- [YOUR TASK]: Give the data below again, word for word.
--- --- ---
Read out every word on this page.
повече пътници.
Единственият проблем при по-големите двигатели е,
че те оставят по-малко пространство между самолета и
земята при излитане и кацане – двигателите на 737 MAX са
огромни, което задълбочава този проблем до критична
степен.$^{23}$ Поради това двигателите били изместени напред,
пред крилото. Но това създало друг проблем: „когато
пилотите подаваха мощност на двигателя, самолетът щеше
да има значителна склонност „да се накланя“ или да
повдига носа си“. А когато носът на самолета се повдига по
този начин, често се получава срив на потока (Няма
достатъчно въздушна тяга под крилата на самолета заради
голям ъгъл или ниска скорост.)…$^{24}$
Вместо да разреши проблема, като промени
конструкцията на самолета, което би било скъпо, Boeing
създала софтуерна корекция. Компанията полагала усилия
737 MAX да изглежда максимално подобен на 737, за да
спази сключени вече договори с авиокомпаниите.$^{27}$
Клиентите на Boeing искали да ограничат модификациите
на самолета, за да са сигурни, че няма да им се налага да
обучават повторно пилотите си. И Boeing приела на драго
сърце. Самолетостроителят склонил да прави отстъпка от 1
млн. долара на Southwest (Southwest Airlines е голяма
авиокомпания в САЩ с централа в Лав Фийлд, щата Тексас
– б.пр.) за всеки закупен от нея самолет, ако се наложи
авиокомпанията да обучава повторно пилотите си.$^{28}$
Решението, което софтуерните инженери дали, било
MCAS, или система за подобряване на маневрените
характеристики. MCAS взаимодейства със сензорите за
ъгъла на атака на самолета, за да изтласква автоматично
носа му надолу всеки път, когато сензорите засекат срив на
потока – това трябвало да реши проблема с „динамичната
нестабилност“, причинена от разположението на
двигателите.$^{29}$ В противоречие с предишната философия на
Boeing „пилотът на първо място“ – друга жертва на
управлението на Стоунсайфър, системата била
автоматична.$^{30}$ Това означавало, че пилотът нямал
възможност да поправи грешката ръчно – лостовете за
--- --- ---
- [ANSWER]:
Read out every word on this page.
повече пътници.
Единственият проблем при по-големите двигатели е,
че те оставят по-малко пространство между самолета и
земята при излитане и кацане – двигателите на 737 MAX са
огромни, което задълбочава този проблем до критична
степен.$^{23}$ Поради това двигателите били изместени напред,
пред крилото. Но това създало друг проблем: „когато
пилотите подаваха мощност на двигателя, самолетът щеше
да има значителна склонност „да се накланя“ или да
повдига носа си“. А когато носът на самолета се повдига по
този начин, често се получава срив на потока (Няма
достатъчно въздушна тяга под крилата на самолета заради
голям ъгъл или ниска скорост.)…$^{24}$
Вместо да разреши проблема, като промени
конструкцията на самолета, което би било скъпо, Boeing
създала софтуерна корекция. Компанията полагала усилия
737 MAX да изглежда максимално подобен на 737, за да
спази сключени вече договори с авиокомпаниите.$^{27}$
Клиентите на Boeing искали да ограничат модификациите
на самолета, за да са сигурни, че няма да им се налага да
обучават повторно пилотите си. И Boeing приела на драго
сърце. Самолетостроителят склонил да прави отстъпка от 1
млн. долара на Southwest (Southwest Airlines е голяма
авиокомпания в САЩ с централа в Лав Фийлд, щата Тексас
– б.пр.) за всеки закупен от нея самолет, ако се наложи
авиокомпанията да обучава повторно пилотите си.$^{28}$
Решението, което софтуерните инженери дали, било
MCAS, или система за подобряване на маневрените
характеристики. MCAS взаимодейства със сензорите за
ъгъла на атака на самолета, за да изтласква автоматично
носа му надолу всеки път, когато сензорите засекат срив на
потока – това трябвало да реши проблема с „динамичната
нестабилност“, причинена от разположението на
двигателите.$^{29}$ В противоречие с предишната философия на
Boeing „пилотът на първо място“ – друга жертва на
управлението на Стоунсайфър, системата била
автоматична.$^{30}$ Това означавало, че пилотът нямал
възможност да поправи грешката ръчно – лостовете за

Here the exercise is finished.